▸ TASK STATEMENT: Retype the data below without altering anything.

-- START --

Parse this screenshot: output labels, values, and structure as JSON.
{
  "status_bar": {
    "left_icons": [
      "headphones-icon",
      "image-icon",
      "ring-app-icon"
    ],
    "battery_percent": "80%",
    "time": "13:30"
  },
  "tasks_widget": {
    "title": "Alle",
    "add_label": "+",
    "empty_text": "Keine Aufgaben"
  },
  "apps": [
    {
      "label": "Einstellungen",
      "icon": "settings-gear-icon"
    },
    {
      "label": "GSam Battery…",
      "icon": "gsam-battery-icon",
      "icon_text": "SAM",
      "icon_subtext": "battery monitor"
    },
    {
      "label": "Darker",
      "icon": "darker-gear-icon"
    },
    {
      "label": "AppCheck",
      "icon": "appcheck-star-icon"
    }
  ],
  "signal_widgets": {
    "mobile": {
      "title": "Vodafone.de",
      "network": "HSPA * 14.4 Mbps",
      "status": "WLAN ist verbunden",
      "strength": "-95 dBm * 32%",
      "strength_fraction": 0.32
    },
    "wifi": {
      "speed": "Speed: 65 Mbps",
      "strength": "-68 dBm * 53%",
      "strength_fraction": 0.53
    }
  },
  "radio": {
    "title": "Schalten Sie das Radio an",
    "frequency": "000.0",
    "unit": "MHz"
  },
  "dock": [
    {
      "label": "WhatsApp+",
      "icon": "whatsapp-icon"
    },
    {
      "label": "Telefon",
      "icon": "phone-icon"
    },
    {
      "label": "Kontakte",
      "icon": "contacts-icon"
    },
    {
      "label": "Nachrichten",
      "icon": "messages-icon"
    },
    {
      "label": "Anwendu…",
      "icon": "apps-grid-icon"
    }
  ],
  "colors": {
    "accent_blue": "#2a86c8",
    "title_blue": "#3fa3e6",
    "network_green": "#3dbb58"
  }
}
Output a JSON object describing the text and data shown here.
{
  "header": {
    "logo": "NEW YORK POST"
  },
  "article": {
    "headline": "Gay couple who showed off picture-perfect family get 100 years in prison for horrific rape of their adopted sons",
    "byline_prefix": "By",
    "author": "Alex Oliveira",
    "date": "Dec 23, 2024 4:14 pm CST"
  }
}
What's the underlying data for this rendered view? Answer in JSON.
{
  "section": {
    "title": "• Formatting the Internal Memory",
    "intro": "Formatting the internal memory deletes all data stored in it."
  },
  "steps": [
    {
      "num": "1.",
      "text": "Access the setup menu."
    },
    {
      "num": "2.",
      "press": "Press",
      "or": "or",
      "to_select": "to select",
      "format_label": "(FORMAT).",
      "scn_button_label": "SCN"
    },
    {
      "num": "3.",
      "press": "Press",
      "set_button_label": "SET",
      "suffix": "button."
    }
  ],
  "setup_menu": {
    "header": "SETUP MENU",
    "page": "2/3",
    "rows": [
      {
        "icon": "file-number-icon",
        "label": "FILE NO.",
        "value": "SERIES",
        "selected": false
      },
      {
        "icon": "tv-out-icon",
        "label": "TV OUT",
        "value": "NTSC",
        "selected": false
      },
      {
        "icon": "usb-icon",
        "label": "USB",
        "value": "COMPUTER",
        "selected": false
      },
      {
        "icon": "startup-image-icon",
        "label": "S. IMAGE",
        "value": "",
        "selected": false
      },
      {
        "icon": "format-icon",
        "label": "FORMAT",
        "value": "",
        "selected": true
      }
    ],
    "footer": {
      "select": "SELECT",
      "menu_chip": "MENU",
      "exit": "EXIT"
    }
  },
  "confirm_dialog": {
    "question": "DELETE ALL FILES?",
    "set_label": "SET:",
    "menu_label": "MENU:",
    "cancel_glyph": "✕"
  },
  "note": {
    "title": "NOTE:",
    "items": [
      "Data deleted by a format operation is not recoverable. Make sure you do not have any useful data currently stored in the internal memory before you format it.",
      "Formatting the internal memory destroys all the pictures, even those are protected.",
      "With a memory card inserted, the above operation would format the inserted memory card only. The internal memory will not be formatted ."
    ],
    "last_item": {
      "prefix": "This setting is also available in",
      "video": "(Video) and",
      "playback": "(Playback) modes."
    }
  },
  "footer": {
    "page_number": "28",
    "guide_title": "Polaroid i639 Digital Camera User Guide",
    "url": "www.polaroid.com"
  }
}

-- END --

▸ EXERCISE ANSWER:
Parse this screenshot: output labels, values, and structure as JSON.
{
  "status_bar": {
    "left_icons": [
      "headphones-icon",
      "image-icon",
      "ring-app-icon"
    ],
    "battery_percent": "80%",
    "time": "13:30"
  },
  "tasks_widget": {
    "title": "Alle",
    "add_label": "+",
    "empty_text": "Keine Aufgaben"
  },
  "apps": [
    {
      "label": "Einstellungen",
      "icon": "settings-gear-icon"
    },
    {
      "label": "GSam Battery…",
      "icon": "gsam-battery-icon",
      "icon_text": "SAM",
      "icon_subtext": "battery monitor"
    },
    {
      "label": "Darker",
      "icon": "darker-gear-icon"
    },
    {
      "label": "AppCheck",
      "icon": "appcheck-star-icon"
    }
  ],
  "signal_widgets": {
    "mobile": {
      "title": "Vodafone.de",
      "network": "HSPA * 14.4 Mbps",
      "status": "WLAN ist verbunden",
      "strength": "-95 dBm * 32%",
      "strength_fraction": 0.32
    },
    "wifi": {
      "speed": "Speed: 65 Mbps",
      "strength": "-68 dBm * 53%",
      "strength_fraction": 0.53
    }
  },
  "radio": {
    "title": "Schalten Sie das Radio an",
    "frequency": "000.0",
    "unit": "MHz"
  },
  "dock": [
    {
      "label": "WhatsApp+",
      "icon": "whatsapp-icon"
    },
    {
      "label": "Telefon",
      "icon": "phone-icon"
    },
    {
      "label": "Kontakte",
      "icon": "contacts-icon"
    },
    {
      "label": "Nachrichten",
      "icon": "messages-icon"
    },
    {
      "label": "Anwendu…",
      "icon": "apps-grid-icon"
    }
  ],
  "colors": {
    "accent_blue": "#2a86c8",
    "title_blue": "#3fa3e6",
    "network_green": "#3dbb58"
  }
}
Output a JSON object describing the text and data shown here.
{
  "header": {
    "logo": "NEW YORK POST"
  },
  "article": {
    "headline": "Gay couple who showed off picture-perfect family get 100 years in prison for horrific rape of their adopted sons",
    "byline_prefix": "By",
    "author": "Alex Oliveira",
    "date": "Dec 23, 2024 4:14 pm CST"
  }
}
What's the underlying data for this rendered view? Answer in JSON.
{
  "section": {
    "title": "• Formatting the Internal Memory",
    "intro": "Formatting the internal memory deletes all data stored in it."
  },
  "steps": [
    {
      "num": "1.",
      "text": "Access the setup menu."
    },
    {
      "num": "2.",
      "press": "Press",
      "or": "or",
      "to_select": "to select",
      "format_label": "(FORMAT).",
      "scn_button_label": "SCN"
    },
    {
      "num": "3.",
      "press": "Press",
      "set_button_label": "SET",
      "suffix": "button."
    }
  ],
  "setup_menu": {
    "header": "SETUP MENU",
    "page": "2/3",
    "rows": [
      {
        "icon": "file-number-icon",
        "label": "FILE NO.",
        "value": "SERIES",
        "selected": false
      },
      {
        "icon": "tv-out-icon",
        "label": "TV OUT",
        "value": "NTSC",
        "selected": false
      },
      {
        "icon": "usb-icon",
        "label": "USB",
        "value": "COMPUTER",
        "selected": false
      },
      {
        "icon": "startup-image-icon",
        "label": "S. IMAGE",
        "value": "",
        "selected": false
      },
      {
        "icon": "format-icon",
        "label": "FORMAT",
        "value": "",
        "selected": true
      }
    ],
    "footer": {
      "select": "SELECT",
      "menu_chip": "MENU",
      "exit": "EXIT"
    }
  },
  "confirm_dialog": {
    "question": "DELETE ALL FILES?",
    "set_label": "SET:",
    "menu_label": "MENU:",
    "cancel_glyph": "✕"
  },
  "note": {
    "title": "NOTE:",
    "items": [
      "Data deleted by a format operation is not recoverable. Make sure you do not have any useful data currently stored in the internal memory before you format it.",
      "Formatting the internal memory destroys all the pictures, even those are protected.",
      "With a memory card inserted, the above operation would format the inserted memory card only. The internal memory will not be formatted ."
    ],
    "last_item": {
      "prefix": "This setting is also available in",
      "video": "(Video) and",
      "playback": "(Playback) modes."
    }
  },
  "footer": {
    "page_number": "28",
    "guide_title": "Polaroid i639 Digital Camera User Guide",
    "url": "www.polaroid.com"
  }
}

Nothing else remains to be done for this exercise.